Reproduce all the entries exactly and keep the pictures out.

* * * *

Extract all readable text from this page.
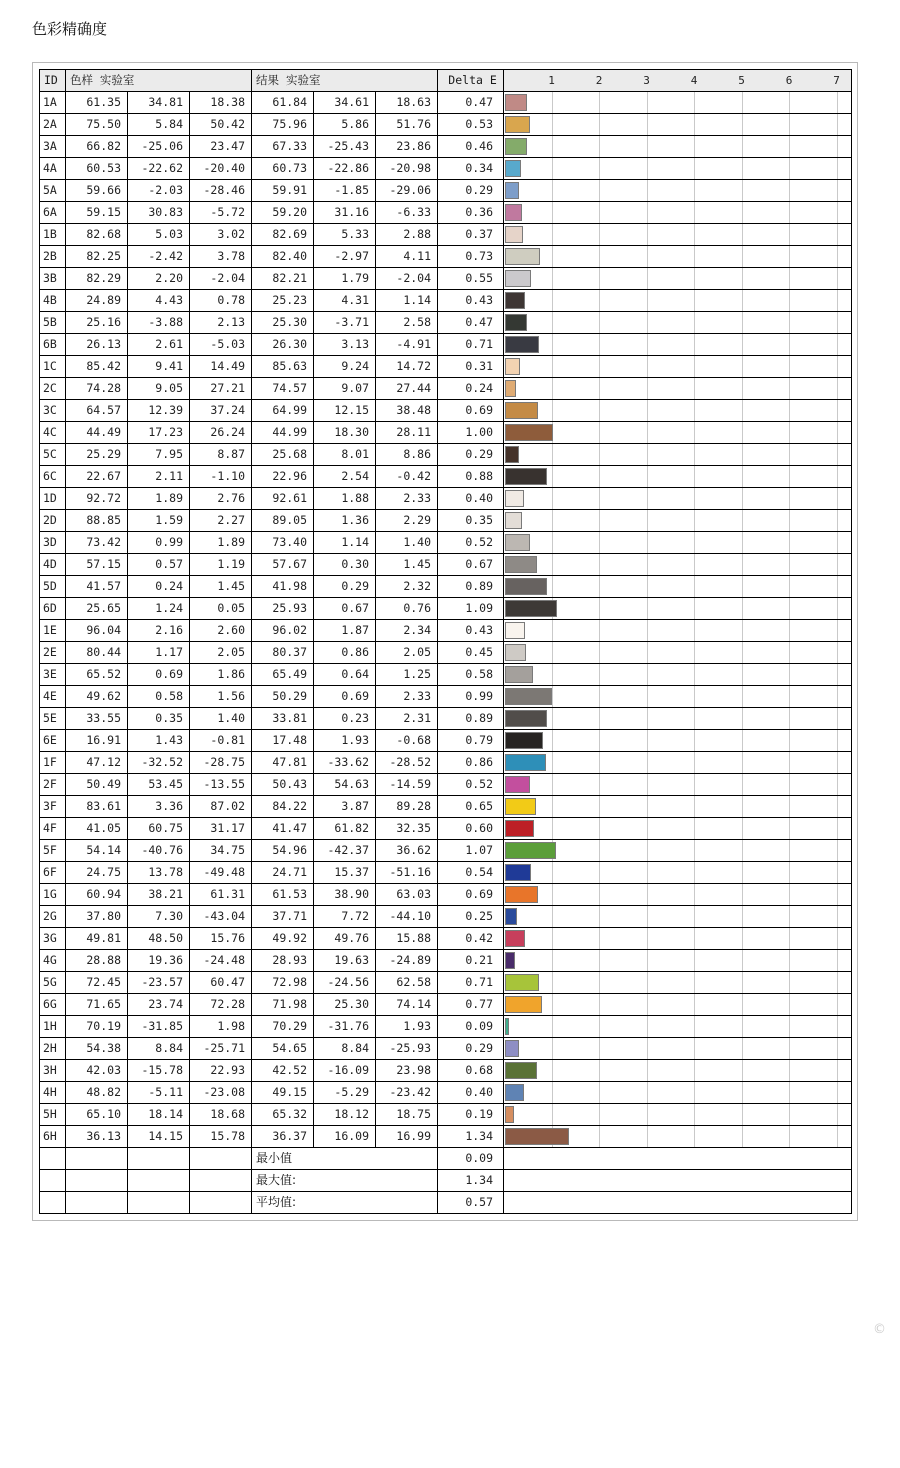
色彩精确度
ID	色样 实验室	结果 实验室	Delta E	1	2	3	4	5	6	7

1A	61.35	34.81	18.38	61.84	34.61	18.63	0.47	

2A	75.50	5.84	50.42	75.96	5.86	51.76	0.53	

3A	66.82	-25.06	23.47	67.33	-25.43	23.86	0.46	

4A	60.53	-22.62	-20.40	60.73	-22.86	-20.98	0.34	

5A	59.66	-2.03	-28.46	59.91	-1.85	-29.06	0.29	

6A	59.15	30.83	-5.72	59.20	31.16	-6.33	0.36	

1B	82.68	5.03	3.02	82.69	5.33	2.88	0.37	

2B	82.25	-2.42	3.78	82.40	-2.97	4.11	0.73	

3B	82.29	2.20	-2.04	82.21	1.79	-2.04	0.55	

4B	24.89	4.43	0.78	25.23	4.31	1.14	0.43	

5B	25.16	-3.88	2.13	25.30	-3.71	2.58	0.47	

6B	26.13	2.61	-5.03	26.30	3.13	-4.91	0.71	

1C	85.42	9.41	14.49	85.63	9.24	14.72	0.31	

2C	74.28	9.05	27.21	74.57	9.07	27.44	0.24	

3C	64.57	12.39	37.24	64.99	12.15	38.48	0.69	

4C	44.49	17.23	26.24	44.99	18.30	28.11	1.00	

5C	25.29	7.95	8.87	25.68	8.01	8.86	0.29	

6C	22.67	2.11	-1.10	22.96	2.54	-0.42	0.88	

1D	92.72	1.89	2.76	92.61	1.88	2.33	0.40	

2D	88.85	1.59	2.27	89.05	1.36	2.29	0.35	

3D	73.42	0.99	1.89	73.40	1.14	1.40	0.52	

4D	57.15	0.57	1.19	57.67	0.30	1.45	0.67	

5D	41.57	0.24	1.45	41.98	0.29	2.32	0.89	

6D	25.65	1.24	0.05	25.93	0.67	0.76	1.09	

1E	96.04	2.16	2.60	96.02	1.87	2.34	0.43	

2E	80.44	1.17	2.05	80.37	0.86	2.05	0.45	

3E	65.52	0.69	1.86	65.49	0.64	1.25	0.58	

4E	49.62	0.58	1.56	50.29	0.69	2.33	0.99	

5E	33.55	0.35	1.40	33.81	0.23	2.31	0.89	

6E	16.91	1.43	-0.81	17.48	1.93	-0.68	0.79	

1F	47.12	-32.52	-28.75	47.81	-33.62	-28.52	0.86	

2F	50.49	53.45	-13.55	50.43	54.63	-14.59	0.52	

3F	83.61	3.36	87.02	84.22	3.87	89.28	0.65	

4F	41.05	60.75	31.17	41.47	61.82	32.35	0.60	

5F	54.14	-40.76	34.75	54.96	-42.37	36.62	1.07	

6F	24.75	13.78	-49.48	24.71	15.37	-51.16	0.54	

1G	60.94	38.21	61.31	61.53	38.90	63.03	0.69	

2G	37.80	7.30	-43.04	37.71	7.72	-44.10	0.25	

3G	49.81	48.50	15.76	49.92	49.76	15.88	0.42	

4G	28.88	19.36	-24.48	28.93	19.63	-24.89	0.21	

5G	72.45	-23.57	60.47	72.98	-24.56	62.58	0.71	

6G	71.65	23.74	72.28	71.98	25.30	74.14	0.77	

1H	70.19	-31.85	1.98	70.29	-31.76	1.93	0.09	

2H	54.38	8.84	-25.71	54.65	8.84	-25.93	0.29	

3H	42.03	-15.78	22.93	42.52	-16.09	23.98	0.68	

4H	48.82	-5.11	-23.08	49.15	-5.29	-23.42	0.40	

5H	65.10	18.14	18.68	65.32	18.12	18.75	0.19	

6H	36.13	14.15	15.78	36.37	16.09	16.99	1.34	

				最小值			0.09	
				最大值:			1.34	
				平均值:			0.57	
©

* * * *

Worked solution:
Extract all readable text from this page.
色彩精确度
ID	色样 实验室	结果 实验室	Delta E	1	2	3	4	5	6	7

1A	61.35	34.81	18.38	61.84	34.61	18.63	0.47	

2A	75.50	5.84	50.42	75.96	5.86	51.76	0.53	

3A	66.82	-25.06	23.47	67.33	-25.43	23.86	0.46	

4A	60.53	-22.62	-20.40	60.73	-22.86	-20.98	0.34	

5A	59.66	-2.03	-28.46	59.91	-1.85	-29.06	0.29	

6A	59.15	30.83	-5.72	59.20	31.16	-6.33	0.36	

1B	82.68	5.03	3.02	82.69	5.33	2.88	0.37	

2B	82.25	-2.42	3.78	82.40	-2.97	4.11	0.73	

3B	82.29	2.20	-2.04	82.21	1.79	-2.04	0.55	

4B	24.89	4.43	0.78	25.23	4.31	1.14	0.43	

5B	25.16	-3.88	2.13	25.30	-3.71	2.58	0.47	

6B	26.13	2.61	-5.03	26.30	3.13	-4.91	0.71	

1C	85.42	9.41	14.49	85.63	9.24	14.72	0.31	

2C	74.28	9.05	27.21	74.57	9.07	27.44	0.24	

3C	64.57	12.39	37.24	64.99	12.15	38.48	0.69	

4C	44.49	17.23	26.24	44.99	18.30	28.11	1.00	

5C	25.29	7.95	8.87	25.68	8.01	8.86	0.29	

6C	22.67	2.11	-1.10	22.96	2.54	-0.42	0.88	

1D	92.72	1.89	2.76	92.61	1.88	2.33	0.40	

2D	88.85	1.59	2.27	89.05	1.36	2.29	0.35	

3D	73.42	0.99	1.89	73.40	1.14	1.40	0.52	

4D	57.15	0.57	1.19	57.67	0.30	1.45	0.67	

5D	41.57	0.24	1.45	41.98	0.29	2.32	0.89	

6D	25.65	1.24	0.05	25.93	0.67	0.76	1.09	

1E	96.04	2.16	2.60	96.02	1.87	2.34	0.43	

2E	80.44	1.17	2.05	80.37	0.86	2.05	0.45	

3E	65.52	0.69	1.86	65.49	0.64	1.25	0.58	

4E	49.62	0.58	1.56	50.29	0.69	2.33	0.99	

5E	33.55	0.35	1.40	33.81	0.23	2.31	0.89	

6E	16.91	1.43	-0.81	17.48	1.93	-0.68	0.79	

1F	47.12	-32.52	-28.75	47.81	-33.62	-28.52	0.86	

2F	50.49	53.45	-13.55	50.43	54.63	-14.59	0.52	

3F	83.61	3.36	87.02	84.22	3.87	89.28	0.65	

4F	41.05	60.75	31.17	41.47	61.82	32.35	0.60	

5F	54.14	-40.76	34.75	54.96	-42.37	36.62	1.07	

6F	24.75	13.78	-49.48	24.71	15.37	-51.16	0.54	

1G	60.94	38.21	61.31	61.53	38.90	63.03	0.69	

2G	37.80	7.30	-43.04	37.71	7.72	-44.10	0.25	

3G	49.81	48.50	15.76	49.92	49.76	15.88	0.42	

4G	28.88	19.36	-24.48	28.93	19.63	-24.89	0.21	

5G	72.45	-23.57	60.47	72.98	-24.56	62.58	0.71	

6G	71.65	23.74	72.28	71.98	25.30	74.14	0.77	

1H	70.19	-31.85	1.98	70.29	-31.76	1.93	0.09	

2H	54.38	8.84	-25.71	54.65	8.84	-25.93	0.29	

3H	42.03	-15.78	22.93	42.52	-16.09	23.98	0.68	

4H	48.82	-5.11	-23.08	49.15	-5.29	-23.42	0.40	

5H	65.10	18.14	18.68	65.32	18.12	18.75	0.19	

6H	36.13	14.15	15.78	36.37	16.09	16.99	1.34	

				最小值			0.09	
				最大值:			1.34	
				平均值:			0.57	
©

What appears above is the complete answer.